Out of the lines below, please list those that hold the string "Dick".
>> start ENTRIES SHOWN
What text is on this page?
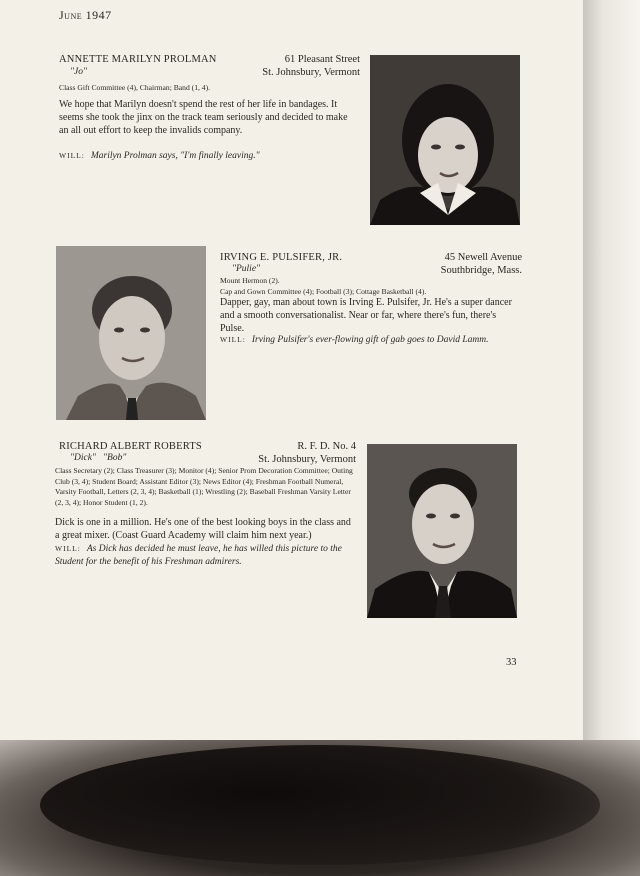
June 1947
ANNETTE MARILYN PROLMAN
"Jo"
61 Pleasant Street
St. Johnsbury, Vermont
Class Gift Committee (4), Chairman; Band (1, 4).
We hope that Marilyn doesn't spend the rest of her life in bandages. It seems she took the jinx on the track team seriously and decided to make an all out effort to keep the invalids company.
WILL: Marilyn Prolman says, "I'm finally leaving."
IRVING E. PULSIFER, JR.
"Pulie"
45 Newell Avenue
Southbridge, Mass.
Mount Hermon (2).
Cap and Gown Committee (4); Football (3); Cottage Basketball (4).
Dapper, gay, man about town is Irving E. Pulsifer, Jr. He's a super dancer and a smooth conversationalist. Near or far, where there's fun, there's Pulse.
WILL: Irving Pulsifer's ever-flowing gift of gab goes to David Lamm.
RICHARD ALBERT ROBERTS
"Dick"   "Bob"
R. F. D. No. 4
St. Johnsbury, Vermont
Class Secretary (2); Class Treasurer (3); Monitor (4); Senior Prom Decoration Committee; Outing Club (3, 4); Student Board; Assistant Editor (3); News Editor (4); Freshman Football Numeral, Varsity Football, Letters (2, 3, 4); Basketball (1); Wrestling (2); Baseball Freshman Varsity Letter (2, 3, 4); Honor Student (1, 2).
Dick is one in a million. He's one of the best looking boys in the class and a great mixer. (Coast Guard Academy will claim him next year.)
WILL: As Dick has decided he must leave, he has willed this picture to the Student for the benefit of his Freshman admirers.
33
>> end ENTRIES SHOWN
◆ **WRITTEN SOLUTION**:
"Dick"   "Bob"
Dick is one in a million. He's one of the best looking boys in the class and a great mixer. (Coast Guard Academy will claim him next year.)
WILL: As Dick has decided he must leave, he has willed this picture to the Student for the benefit of his Freshman admirers.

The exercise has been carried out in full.